▸ **Task**
Without the pictures, copy all the entries below exactly.

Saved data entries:
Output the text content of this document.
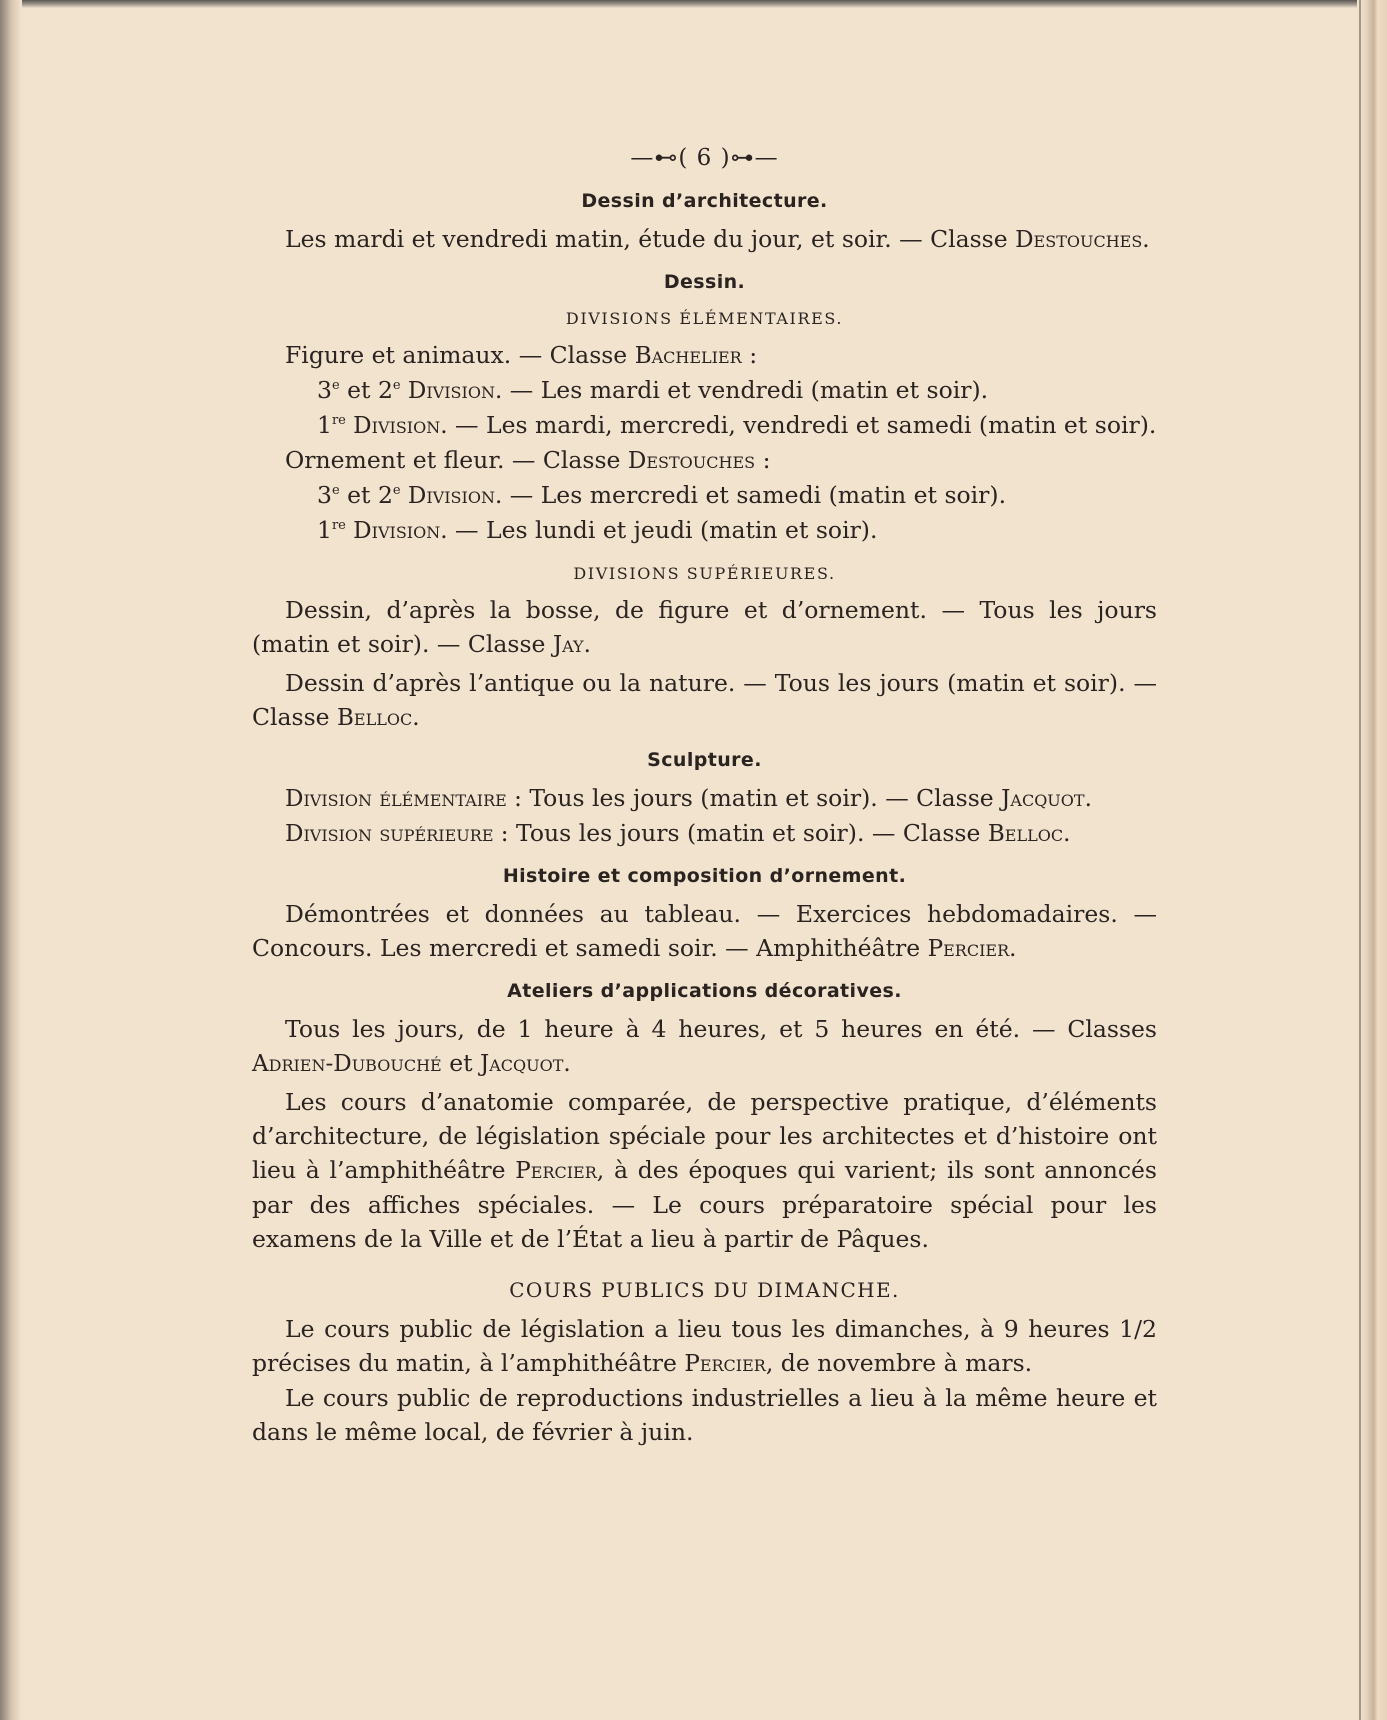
—⊷( 6 )⊶—
Dessin d’architecture.

Les mardi et vendredi matin, étude du jour, et soir. — Classe Destouches.

Dessin.
DIVISIONS ÉLÉMENTAIRES.

Figure et animaux. — Classe Bachelier :

3e et 2e Division. — Les mardi et vendredi (matin et soir).

1re Division. — Les mardi, mercredi, vendredi et samedi (matin et soir).

Ornement et fleur. — Classe Destouches :

3e et 2e Division. — Les mercredi et samedi (matin et soir).

1re Division. — Les lundi et jeudi (matin et soir).

DIVISIONS SUPÉRIEURES.

Dessin, d’après la bosse, de figure et d’ornement. — Tous les jours (matin et soir). — Classe Jay.

Dessin d’après l’antique ou la nature. — Tous les jours (matin et soir). — Classe Belloc.

Sculpture.

Division élémentaire : Tous les jours (matin et soir). — Classe Jacquot.

Division supérieure : Tous les jours (matin et soir). — Classe Belloc.

Histoire et composition d’ornement.

Démontrées et données au tableau. — Exercices hebdomadaires. — Concours. Les mercredi et samedi soir. — Amphithéâtre Percier.

Ateliers d’applications décoratives.

Tous les jours, de 1 heure à 4 heures, et 5 heures en été. — Classes Adrien-Dubouché et Jacquot.

Les cours d’anatomie comparée, de perspective pratique, d’éléments d’architecture, de législation spéciale pour les architectes et d’histoire ont lieu à l’amphithéâtre Percier, à des époques qui varient; ils sont annoncés par des affiches spéciales. — Le cours préparatoire spécial pour les examens de la Ville et de l’État a lieu à partir de Pâques.

COURS PUBLICS DU DIMANCHE.

Le cours public de législation a lieu tous les dimanches, à 9 heures 1/2 précises du matin, à l’amphithéâtre Percier, de novembre à mars.

Le cours public de reproductions industrielles a lieu à la même heure et dans le même local, de février à juin.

▸ **Result of the exercise**
Output the text content of this document.
—⊷( 6 )⊶—
Dessin d’architecture.

Les mardi et vendredi matin, étude du jour, et soir. — Classe Destouches.

Dessin.
DIVISIONS ÉLÉMENTAIRES.

Figure et animaux. — Classe Bachelier :

3e et 2e Division. — Les mardi et vendredi (matin et soir).

1re Division. — Les mardi, mercredi, vendredi et samedi (matin et soir).

Ornement et fleur. — Classe Destouches :

3e et 2e Division. — Les mercredi et samedi (matin et soir).

1re Division. — Les lundi et jeudi (matin et soir).

DIVISIONS SUPÉRIEURES.

Dessin, d’après la bosse, de figure et d’ornement. — Tous les jours (matin et soir). — Classe Jay.

Dessin d’après l’antique ou la nature. — Tous les jours (matin et soir). — Classe Belloc.

Sculpture.

Division élémentaire : Tous les jours (matin et soir). — Classe Jacquot.

Division supérieure : Tous les jours (matin et soir). — Classe Belloc.

Histoire et composition d’ornement.

Démontrées et données au tableau. — Exercices hebdomadaires. — Concours. Les mercredi et samedi soir. — Amphithéâtre Percier.

Ateliers d’applications décoratives.

Tous les jours, de 1 heure à 4 heures, et 5 heures en été. — Classes Adrien-Dubouché et Jacquot.

Les cours d’anatomie comparée, de perspective pratique, d’éléments d’architecture, de législation spéciale pour les architectes et d’histoire ont lieu à l’amphithéâtre Percier, à des époques qui varient; ils sont annoncés par des affiches spéciales. — Le cours préparatoire spécial pour les examens de la Ville et de l’État a lieu à partir de Pâques.

COURS PUBLICS DU DIMANCHE.

Le cours public de législation a lieu tous les dimanches, à 9 heures 1/2 précises du matin, à l’amphithéâtre Percier, de novembre à mars.

Le cours public de reproductions industrielles a lieu à la même heure et dans le même local, de février à juin.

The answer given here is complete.